What the task asks:
Find all lines in the listing that include the word "data", then copy them.

Rows:
○ ○ ○
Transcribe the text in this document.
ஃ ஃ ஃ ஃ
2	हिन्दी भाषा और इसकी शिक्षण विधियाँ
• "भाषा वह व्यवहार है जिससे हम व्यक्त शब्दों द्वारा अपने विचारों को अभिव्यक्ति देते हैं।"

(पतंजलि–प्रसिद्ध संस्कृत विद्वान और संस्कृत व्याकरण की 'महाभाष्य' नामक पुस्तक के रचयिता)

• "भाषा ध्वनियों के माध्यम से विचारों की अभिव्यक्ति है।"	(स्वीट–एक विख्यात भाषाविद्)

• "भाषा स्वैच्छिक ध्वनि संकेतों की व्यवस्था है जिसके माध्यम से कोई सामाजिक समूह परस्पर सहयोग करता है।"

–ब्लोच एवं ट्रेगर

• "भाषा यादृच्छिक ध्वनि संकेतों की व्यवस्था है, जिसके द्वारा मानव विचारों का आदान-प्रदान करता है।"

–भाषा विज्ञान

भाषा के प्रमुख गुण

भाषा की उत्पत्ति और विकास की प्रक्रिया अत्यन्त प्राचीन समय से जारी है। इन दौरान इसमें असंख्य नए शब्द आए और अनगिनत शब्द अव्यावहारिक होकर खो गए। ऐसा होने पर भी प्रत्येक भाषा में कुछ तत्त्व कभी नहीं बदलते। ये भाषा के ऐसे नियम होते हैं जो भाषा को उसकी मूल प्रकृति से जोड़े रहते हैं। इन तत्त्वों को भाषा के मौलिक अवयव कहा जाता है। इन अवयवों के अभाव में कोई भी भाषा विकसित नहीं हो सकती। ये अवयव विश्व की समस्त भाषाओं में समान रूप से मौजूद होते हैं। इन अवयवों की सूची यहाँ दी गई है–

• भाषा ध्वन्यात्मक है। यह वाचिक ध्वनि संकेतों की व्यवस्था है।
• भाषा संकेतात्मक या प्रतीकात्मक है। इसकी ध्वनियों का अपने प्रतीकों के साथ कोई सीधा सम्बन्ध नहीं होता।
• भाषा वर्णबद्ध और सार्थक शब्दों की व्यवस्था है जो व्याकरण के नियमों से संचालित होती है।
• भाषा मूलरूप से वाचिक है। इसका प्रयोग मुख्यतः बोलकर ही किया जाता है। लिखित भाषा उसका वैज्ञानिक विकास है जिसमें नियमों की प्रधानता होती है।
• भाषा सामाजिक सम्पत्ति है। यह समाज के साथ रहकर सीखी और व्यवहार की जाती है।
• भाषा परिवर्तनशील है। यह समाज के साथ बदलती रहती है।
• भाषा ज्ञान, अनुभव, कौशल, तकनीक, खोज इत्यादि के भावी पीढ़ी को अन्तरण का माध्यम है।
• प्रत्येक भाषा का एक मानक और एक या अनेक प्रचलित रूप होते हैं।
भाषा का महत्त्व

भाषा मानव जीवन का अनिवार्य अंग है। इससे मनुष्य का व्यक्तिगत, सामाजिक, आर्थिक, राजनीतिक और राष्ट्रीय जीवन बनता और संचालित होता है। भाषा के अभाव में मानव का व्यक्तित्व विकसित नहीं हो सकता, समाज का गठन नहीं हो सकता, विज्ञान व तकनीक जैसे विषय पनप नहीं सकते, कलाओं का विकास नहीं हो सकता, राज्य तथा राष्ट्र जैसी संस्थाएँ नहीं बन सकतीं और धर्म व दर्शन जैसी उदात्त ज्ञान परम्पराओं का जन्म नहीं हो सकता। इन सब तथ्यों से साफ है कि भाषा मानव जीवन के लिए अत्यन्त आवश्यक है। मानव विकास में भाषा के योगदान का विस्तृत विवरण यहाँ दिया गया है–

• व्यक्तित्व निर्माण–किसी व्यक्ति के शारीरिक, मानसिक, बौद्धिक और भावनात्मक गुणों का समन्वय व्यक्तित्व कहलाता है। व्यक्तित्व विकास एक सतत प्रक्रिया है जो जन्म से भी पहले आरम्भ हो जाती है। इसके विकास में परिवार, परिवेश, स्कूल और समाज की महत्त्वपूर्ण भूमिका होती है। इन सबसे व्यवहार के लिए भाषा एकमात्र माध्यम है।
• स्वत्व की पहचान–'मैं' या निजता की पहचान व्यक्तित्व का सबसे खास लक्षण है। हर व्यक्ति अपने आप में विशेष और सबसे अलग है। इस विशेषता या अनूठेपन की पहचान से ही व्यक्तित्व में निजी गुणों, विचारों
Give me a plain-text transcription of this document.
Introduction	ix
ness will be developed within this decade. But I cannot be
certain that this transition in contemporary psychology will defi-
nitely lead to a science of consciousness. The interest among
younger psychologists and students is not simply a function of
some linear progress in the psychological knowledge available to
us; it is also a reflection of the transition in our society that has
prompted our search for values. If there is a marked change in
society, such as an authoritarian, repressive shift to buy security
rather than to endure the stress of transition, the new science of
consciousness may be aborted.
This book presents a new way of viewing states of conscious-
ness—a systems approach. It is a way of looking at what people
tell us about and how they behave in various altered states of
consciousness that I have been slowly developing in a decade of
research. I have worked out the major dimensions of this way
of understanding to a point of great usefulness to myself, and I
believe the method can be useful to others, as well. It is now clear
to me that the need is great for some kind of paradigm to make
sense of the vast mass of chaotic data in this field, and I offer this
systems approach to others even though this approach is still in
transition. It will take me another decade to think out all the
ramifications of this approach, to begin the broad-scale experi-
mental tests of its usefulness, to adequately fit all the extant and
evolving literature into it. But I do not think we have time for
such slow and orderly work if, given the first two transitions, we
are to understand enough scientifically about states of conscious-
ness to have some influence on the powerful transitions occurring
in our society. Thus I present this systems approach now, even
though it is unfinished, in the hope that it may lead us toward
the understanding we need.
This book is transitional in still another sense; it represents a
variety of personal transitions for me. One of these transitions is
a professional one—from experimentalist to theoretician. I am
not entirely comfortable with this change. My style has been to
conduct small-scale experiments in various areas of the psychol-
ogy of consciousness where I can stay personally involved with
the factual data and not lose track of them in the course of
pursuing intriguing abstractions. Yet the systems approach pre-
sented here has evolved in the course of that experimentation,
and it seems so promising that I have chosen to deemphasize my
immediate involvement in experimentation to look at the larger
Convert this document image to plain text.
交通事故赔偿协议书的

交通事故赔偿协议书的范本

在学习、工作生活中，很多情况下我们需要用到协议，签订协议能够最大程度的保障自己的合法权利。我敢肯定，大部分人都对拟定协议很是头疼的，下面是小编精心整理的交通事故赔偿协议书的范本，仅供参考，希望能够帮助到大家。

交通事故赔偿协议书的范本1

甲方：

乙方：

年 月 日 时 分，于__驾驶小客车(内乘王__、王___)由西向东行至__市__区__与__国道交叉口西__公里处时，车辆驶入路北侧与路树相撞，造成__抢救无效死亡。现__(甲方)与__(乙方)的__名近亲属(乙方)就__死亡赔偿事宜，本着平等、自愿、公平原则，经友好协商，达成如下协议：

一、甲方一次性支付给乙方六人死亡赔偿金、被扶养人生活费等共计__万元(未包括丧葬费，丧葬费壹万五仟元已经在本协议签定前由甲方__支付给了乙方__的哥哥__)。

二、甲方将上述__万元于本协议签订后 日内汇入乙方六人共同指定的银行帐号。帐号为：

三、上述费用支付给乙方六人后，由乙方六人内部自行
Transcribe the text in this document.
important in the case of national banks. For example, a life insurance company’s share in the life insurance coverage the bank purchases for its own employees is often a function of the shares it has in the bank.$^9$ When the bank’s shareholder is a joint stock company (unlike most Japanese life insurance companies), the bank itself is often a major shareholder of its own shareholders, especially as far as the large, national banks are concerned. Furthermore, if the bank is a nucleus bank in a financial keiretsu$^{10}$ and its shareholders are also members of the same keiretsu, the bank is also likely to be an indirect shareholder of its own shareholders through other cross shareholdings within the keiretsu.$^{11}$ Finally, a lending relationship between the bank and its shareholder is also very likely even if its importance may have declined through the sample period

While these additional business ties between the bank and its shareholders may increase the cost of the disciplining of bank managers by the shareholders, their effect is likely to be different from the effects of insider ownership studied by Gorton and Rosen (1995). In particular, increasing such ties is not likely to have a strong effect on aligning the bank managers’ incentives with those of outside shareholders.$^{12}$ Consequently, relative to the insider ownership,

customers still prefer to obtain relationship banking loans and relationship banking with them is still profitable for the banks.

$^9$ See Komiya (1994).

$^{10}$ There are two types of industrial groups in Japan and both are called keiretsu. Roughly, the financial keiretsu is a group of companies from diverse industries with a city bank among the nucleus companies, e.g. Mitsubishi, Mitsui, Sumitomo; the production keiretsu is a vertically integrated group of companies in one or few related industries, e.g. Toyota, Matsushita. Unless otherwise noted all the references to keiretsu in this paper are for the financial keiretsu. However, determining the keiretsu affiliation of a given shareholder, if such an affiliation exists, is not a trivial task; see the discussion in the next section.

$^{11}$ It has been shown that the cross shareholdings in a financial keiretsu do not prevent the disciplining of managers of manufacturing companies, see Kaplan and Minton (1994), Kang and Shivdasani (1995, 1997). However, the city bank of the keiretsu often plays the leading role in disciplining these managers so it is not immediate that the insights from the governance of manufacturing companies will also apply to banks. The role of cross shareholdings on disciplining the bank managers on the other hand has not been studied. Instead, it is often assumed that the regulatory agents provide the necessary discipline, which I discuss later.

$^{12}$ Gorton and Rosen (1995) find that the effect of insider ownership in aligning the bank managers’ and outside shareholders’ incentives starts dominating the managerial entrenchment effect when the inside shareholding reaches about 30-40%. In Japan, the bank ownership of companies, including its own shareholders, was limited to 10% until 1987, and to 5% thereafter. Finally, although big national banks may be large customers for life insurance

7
○ ○ ○
Complete output:
sense of the vast mass of chaotic data in this field, and I offer this
the factual data and not lose track of them in the course of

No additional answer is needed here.